Saved entries:
•••

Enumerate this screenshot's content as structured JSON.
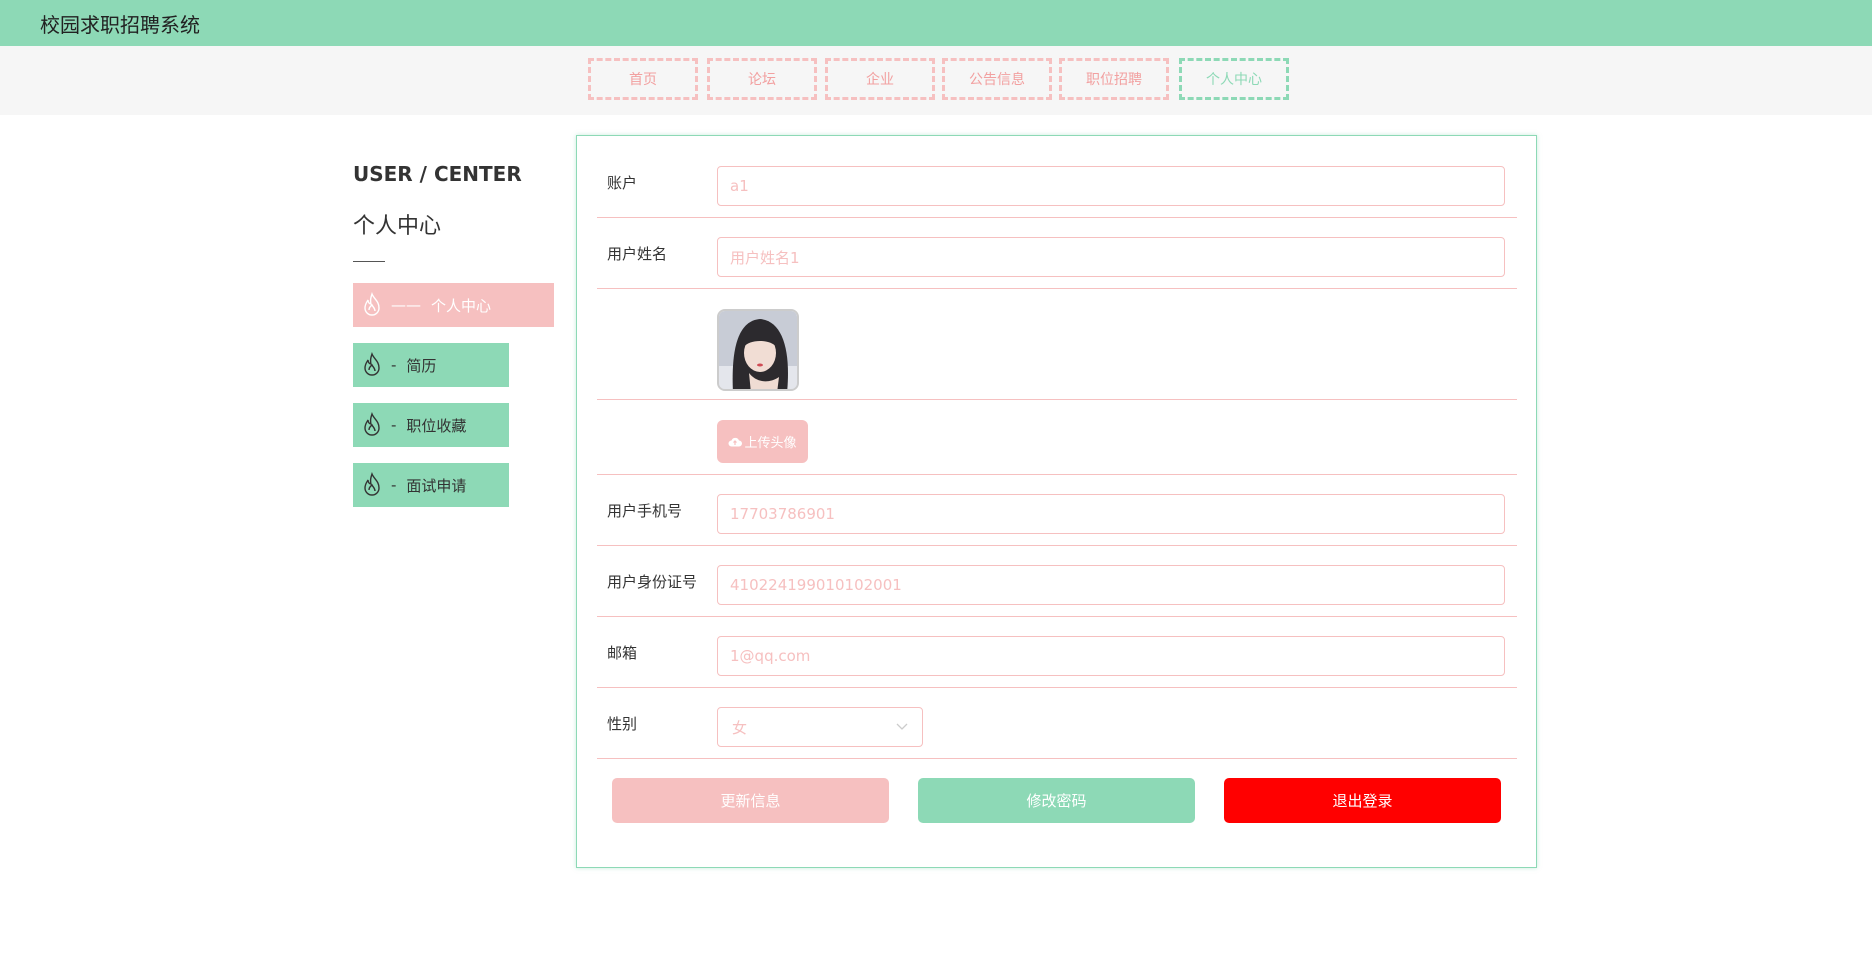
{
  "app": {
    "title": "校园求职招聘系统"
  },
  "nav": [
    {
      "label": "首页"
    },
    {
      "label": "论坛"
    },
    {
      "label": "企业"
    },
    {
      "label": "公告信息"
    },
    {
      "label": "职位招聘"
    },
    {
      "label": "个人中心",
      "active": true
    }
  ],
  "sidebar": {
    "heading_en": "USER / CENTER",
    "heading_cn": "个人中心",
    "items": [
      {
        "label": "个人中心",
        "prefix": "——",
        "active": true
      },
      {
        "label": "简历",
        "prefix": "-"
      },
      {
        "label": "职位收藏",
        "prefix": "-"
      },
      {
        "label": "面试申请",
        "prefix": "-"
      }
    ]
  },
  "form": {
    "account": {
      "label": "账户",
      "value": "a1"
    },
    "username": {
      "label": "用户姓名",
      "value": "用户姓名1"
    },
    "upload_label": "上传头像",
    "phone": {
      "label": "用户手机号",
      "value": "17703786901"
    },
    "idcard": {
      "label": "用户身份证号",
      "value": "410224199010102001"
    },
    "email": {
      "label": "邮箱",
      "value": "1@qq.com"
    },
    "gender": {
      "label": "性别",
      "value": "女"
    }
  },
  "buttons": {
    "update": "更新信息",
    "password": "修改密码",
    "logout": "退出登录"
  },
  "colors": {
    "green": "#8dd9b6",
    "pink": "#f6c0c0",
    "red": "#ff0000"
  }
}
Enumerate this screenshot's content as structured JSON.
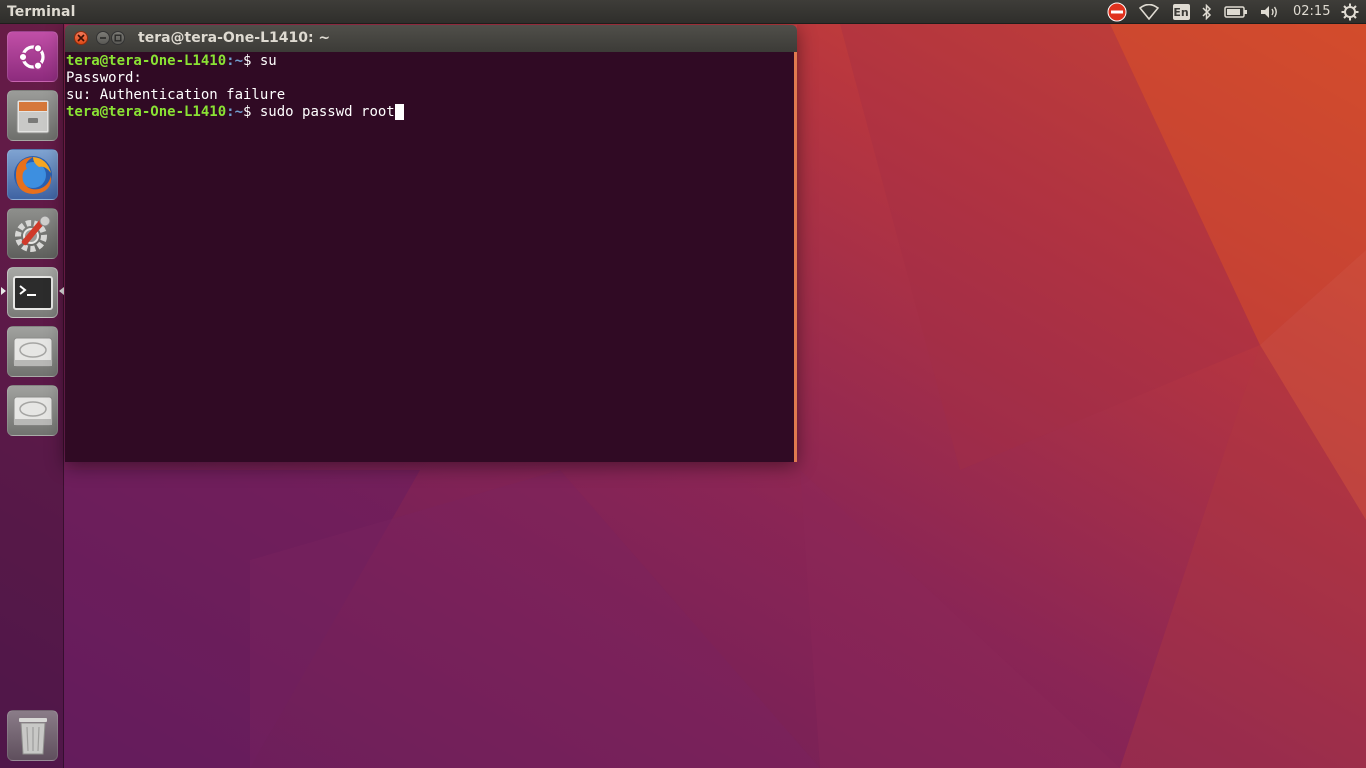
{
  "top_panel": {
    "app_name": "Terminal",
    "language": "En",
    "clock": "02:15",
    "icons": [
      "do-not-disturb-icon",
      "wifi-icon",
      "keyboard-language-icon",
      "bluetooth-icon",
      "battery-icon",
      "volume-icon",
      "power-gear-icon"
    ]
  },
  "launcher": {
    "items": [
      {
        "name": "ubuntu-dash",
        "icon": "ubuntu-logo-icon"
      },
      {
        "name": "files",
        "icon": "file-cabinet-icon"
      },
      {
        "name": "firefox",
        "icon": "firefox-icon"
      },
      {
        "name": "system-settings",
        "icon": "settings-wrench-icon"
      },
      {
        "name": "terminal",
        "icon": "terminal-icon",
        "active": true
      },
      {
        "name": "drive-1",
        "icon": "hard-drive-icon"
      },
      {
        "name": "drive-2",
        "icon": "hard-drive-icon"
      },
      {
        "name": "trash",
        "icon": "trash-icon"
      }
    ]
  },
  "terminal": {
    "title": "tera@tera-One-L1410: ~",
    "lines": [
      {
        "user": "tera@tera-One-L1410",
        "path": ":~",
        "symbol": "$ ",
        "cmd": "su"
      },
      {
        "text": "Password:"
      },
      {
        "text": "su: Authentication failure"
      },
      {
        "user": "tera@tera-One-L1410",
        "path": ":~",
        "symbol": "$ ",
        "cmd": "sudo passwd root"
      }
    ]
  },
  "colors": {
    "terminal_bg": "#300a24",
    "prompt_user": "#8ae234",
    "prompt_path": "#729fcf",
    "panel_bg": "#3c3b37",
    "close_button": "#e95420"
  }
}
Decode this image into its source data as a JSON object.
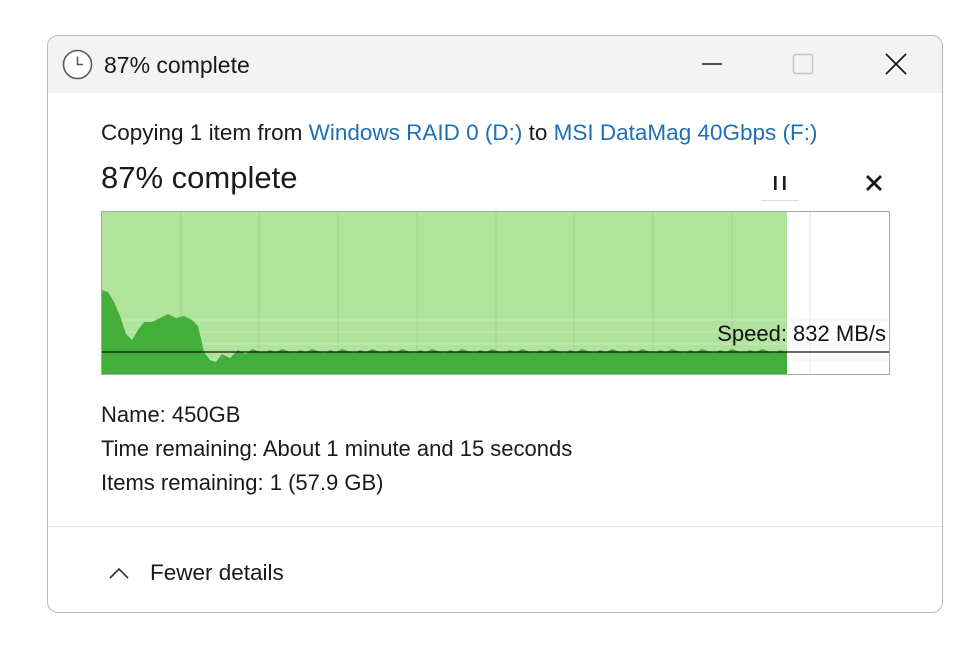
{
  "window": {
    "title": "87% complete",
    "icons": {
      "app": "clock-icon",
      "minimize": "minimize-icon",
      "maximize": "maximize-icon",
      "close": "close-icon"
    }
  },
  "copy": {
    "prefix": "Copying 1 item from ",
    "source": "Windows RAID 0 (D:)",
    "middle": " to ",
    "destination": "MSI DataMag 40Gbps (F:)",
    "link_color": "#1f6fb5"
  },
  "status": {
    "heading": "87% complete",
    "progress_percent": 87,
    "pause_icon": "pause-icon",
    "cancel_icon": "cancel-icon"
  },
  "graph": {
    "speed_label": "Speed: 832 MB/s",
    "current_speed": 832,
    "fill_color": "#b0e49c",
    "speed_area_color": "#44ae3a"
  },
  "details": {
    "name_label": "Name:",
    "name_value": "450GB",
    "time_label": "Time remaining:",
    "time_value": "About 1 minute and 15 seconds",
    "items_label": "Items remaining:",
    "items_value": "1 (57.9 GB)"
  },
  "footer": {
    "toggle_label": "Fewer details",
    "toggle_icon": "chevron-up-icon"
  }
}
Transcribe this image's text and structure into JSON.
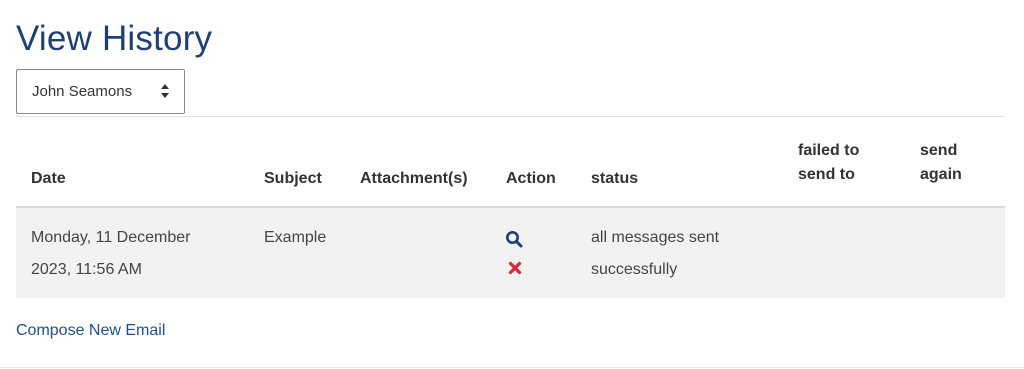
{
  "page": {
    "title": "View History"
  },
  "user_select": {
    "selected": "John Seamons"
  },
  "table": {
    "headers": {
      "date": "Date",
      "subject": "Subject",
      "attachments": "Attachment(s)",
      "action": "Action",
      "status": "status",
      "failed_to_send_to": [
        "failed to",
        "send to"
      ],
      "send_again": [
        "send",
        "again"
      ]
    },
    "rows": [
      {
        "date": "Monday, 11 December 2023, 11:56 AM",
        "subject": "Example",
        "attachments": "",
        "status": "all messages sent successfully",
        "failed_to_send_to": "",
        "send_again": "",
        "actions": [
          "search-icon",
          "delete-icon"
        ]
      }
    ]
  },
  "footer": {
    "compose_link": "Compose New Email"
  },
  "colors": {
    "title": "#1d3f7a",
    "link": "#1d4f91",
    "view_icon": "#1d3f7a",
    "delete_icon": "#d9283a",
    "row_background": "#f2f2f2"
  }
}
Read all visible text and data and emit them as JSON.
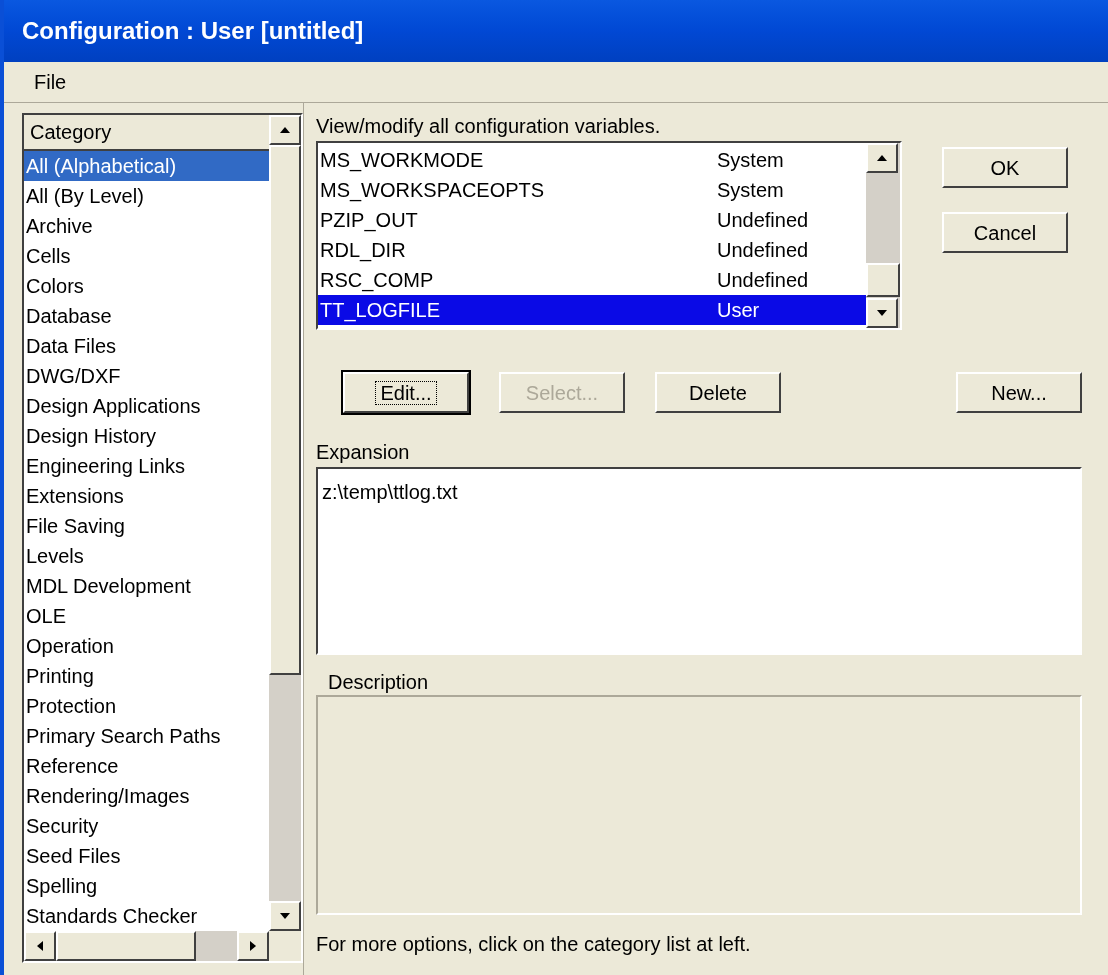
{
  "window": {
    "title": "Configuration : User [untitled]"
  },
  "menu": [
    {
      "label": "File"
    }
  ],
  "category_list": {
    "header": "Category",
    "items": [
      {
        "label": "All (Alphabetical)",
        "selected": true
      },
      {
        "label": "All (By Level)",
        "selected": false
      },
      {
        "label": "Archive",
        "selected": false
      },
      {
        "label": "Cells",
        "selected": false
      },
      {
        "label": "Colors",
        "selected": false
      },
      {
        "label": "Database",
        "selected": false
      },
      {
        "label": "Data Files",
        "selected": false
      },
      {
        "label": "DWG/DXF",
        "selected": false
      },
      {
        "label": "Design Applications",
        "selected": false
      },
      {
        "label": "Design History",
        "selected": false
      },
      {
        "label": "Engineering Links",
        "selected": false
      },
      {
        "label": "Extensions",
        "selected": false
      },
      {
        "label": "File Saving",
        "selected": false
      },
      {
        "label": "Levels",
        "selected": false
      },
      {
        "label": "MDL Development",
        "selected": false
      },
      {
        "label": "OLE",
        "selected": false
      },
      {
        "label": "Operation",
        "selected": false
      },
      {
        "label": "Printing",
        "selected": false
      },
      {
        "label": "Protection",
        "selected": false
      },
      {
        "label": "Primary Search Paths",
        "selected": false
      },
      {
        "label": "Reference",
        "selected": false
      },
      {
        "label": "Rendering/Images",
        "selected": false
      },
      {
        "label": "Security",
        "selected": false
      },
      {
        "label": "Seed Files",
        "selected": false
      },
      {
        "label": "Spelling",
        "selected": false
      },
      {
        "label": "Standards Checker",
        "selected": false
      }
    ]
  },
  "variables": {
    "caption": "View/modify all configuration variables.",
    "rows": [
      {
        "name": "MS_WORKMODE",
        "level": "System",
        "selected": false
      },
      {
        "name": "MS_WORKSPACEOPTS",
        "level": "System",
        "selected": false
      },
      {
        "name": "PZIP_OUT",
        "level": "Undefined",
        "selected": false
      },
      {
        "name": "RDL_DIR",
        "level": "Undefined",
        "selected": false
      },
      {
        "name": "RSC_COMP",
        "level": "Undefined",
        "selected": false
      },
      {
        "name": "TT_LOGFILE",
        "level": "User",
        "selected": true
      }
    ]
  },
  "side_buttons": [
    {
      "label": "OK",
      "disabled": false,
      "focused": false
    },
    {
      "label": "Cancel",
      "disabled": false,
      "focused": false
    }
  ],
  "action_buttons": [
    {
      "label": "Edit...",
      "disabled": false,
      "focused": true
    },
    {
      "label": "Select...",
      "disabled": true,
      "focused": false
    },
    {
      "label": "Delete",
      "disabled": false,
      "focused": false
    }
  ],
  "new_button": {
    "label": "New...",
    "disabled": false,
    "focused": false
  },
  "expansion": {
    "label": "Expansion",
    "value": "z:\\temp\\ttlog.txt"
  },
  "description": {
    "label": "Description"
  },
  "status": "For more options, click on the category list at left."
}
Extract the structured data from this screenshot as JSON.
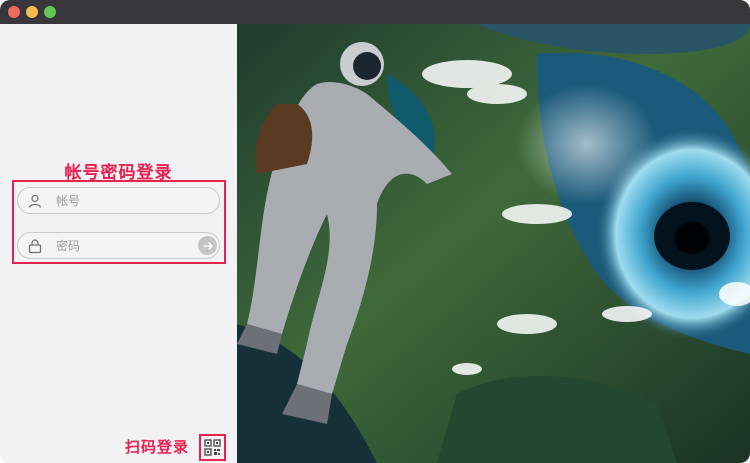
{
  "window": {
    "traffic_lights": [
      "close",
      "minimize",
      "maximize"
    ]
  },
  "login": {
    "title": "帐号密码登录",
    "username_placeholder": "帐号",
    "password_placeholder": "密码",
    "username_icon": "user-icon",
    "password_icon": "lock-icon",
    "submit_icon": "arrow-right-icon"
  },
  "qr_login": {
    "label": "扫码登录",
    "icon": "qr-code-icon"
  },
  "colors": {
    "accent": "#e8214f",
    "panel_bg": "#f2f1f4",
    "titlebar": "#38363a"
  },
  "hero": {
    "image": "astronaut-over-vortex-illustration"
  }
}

•••

_What to produce:_ Out of the material above, select every line that holds the string "variables".

_Full output:_
  "variables": {
    "caption": "View/modify all configuration variables.",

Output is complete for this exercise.